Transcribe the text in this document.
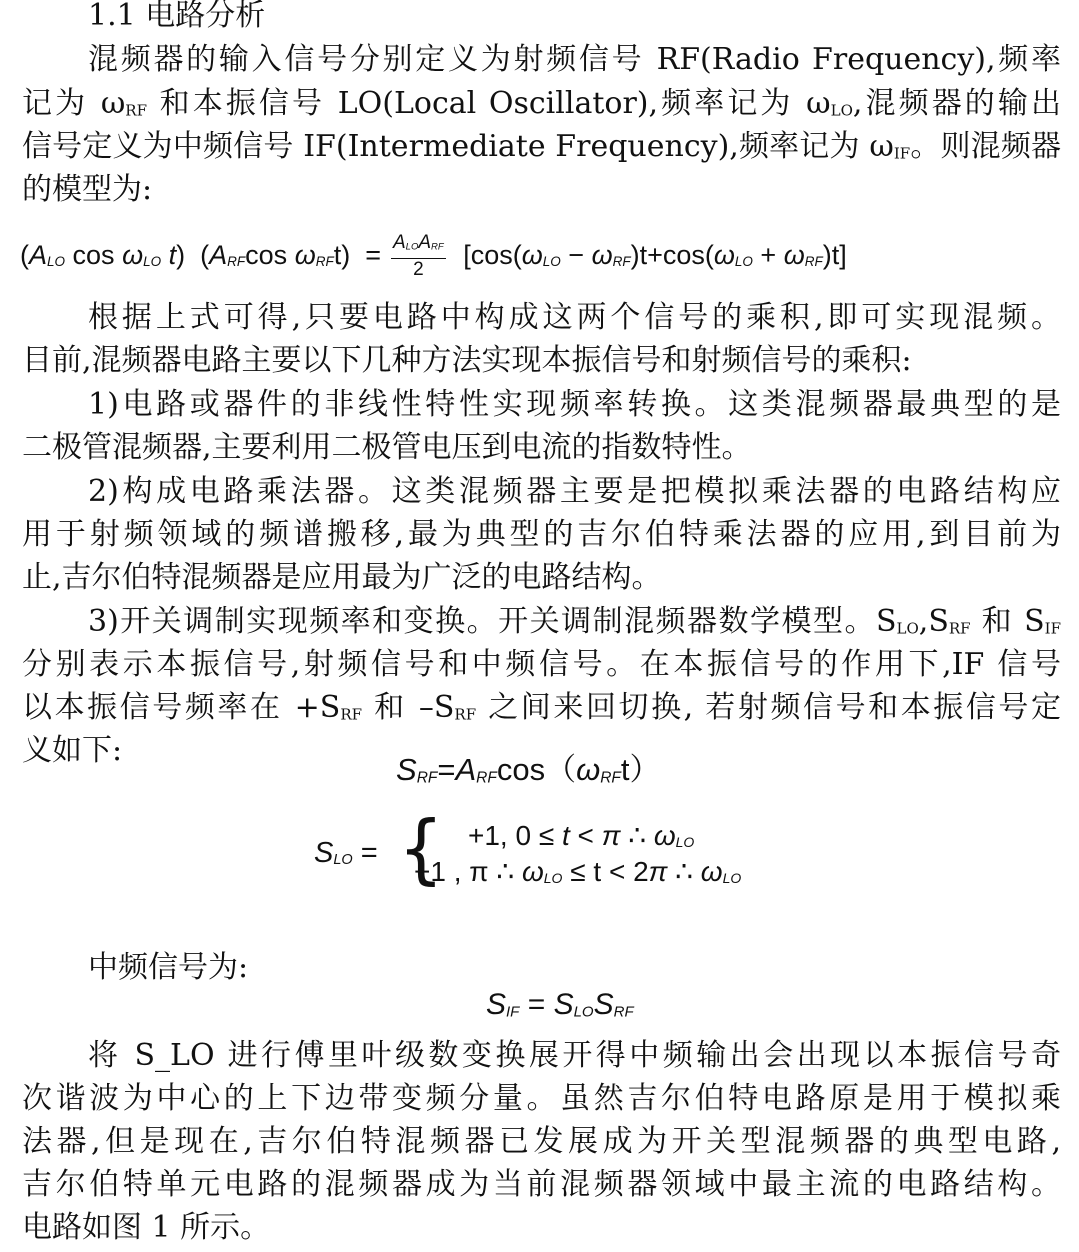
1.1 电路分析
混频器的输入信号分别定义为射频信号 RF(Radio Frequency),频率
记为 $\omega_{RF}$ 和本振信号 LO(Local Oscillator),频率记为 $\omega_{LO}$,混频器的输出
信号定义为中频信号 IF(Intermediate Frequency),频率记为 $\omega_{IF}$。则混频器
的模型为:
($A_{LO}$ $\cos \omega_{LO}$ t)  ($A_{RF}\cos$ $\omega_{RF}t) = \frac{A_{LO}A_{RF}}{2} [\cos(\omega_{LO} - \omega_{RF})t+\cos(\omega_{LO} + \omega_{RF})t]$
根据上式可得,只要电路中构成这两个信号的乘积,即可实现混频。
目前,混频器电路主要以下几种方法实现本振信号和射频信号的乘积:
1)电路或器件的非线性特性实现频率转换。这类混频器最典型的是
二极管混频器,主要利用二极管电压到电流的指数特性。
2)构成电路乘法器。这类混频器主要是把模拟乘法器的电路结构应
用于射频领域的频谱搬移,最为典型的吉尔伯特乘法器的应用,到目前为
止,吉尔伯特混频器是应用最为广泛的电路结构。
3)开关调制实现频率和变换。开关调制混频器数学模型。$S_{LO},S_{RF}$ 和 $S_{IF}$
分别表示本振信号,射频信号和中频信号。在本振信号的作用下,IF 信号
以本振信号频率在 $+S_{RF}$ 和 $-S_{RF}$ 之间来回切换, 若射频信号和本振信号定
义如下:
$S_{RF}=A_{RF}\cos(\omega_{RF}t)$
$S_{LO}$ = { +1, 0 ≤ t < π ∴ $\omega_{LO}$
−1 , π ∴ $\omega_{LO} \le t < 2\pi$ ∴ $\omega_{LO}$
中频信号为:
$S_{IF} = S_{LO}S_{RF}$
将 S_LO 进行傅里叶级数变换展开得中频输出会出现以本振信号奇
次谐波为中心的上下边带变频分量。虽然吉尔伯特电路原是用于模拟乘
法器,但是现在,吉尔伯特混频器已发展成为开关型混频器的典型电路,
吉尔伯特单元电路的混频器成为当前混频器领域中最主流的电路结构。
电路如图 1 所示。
##############################
Retype the data above exactly; pictures are not part of the copy.

FINISHED TASK
Transcribe the text in this document.
1.1 电路分析
混频器的输入信号分别定义为射频信号 RF(Radio Frequency),频率
记为 $\omega_{RF}$ 和本振信号 LO(Local Oscillator),频率记为 $\omega_{LO}$,混频器的输出
信号定义为中频信号 IF(Intermediate Frequency),频率记为 $\omega_{IF}$。则混频器
的模型为:
($A_{LO}$ $\cos \omega_{LO}$ t)  ($A_{RF}\cos$ $\omega_{RF}t) = \frac{A_{LO}A_{RF}}{2} [\cos(\omega_{LO} - \omega_{RF})t+\cos(\omega_{LO} + \omega_{RF})t]$
根据上式可得,只要电路中构成这两个信号的乘积,即可实现混频。
目前,混频器电路主要以下几种方法实现本振信号和射频信号的乘积:
1)电路或器件的非线性特性实现频率转换。这类混频器最典型的是
二极管混频器,主要利用二极管电压到电流的指数特性。
2)构成电路乘法器。这类混频器主要是把模拟乘法器的电路结构应
用于射频领域的频谱搬移,最为典型的吉尔伯特乘法器的应用,到目前为
止,吉尔伯特混频器是应用最为广泛的电路结构。
3)开关调制实现频率和变换。开关调制混频器数学模型。$S_{LO},S_{RF}$ 和 $S_{IF}$
分别表示本振信号,射频信号和中频信号。在本振信号的作用下,IF 信号
以本振信号频率在 $+S_{RF}$ 和 $-S_{RF}$ 之间来回切换, 若射频信号和本振信号定
义如下:
$S_{RF}=A_{RF}\cos(\omega_{RF}t)$
$S_{LO}$ = { +1, 0 ≤ t < π ∴ $\omega_{LO}$
−1 , π ∴ $\omega_{LO} \le t < 2\pi$ ∴ $\omega_{LO}$
中频信号为:
$S_{IF} = S_{LO}S_{RF}$
将 S_LO 进行傅里叶级数变换展开得中频输出会出现以本振信号奇
次谐波为中心的上下边带变频分量。虽然吉尔伯特电路原是用于模拟乘
法器,但是现在,吉尔伯特混频器已发展成为开关型混频器的典型电路,
吉尔伯特单元电路的混频器成为当前混频器领域中最主流的电路结构。
电路如图 1 所示。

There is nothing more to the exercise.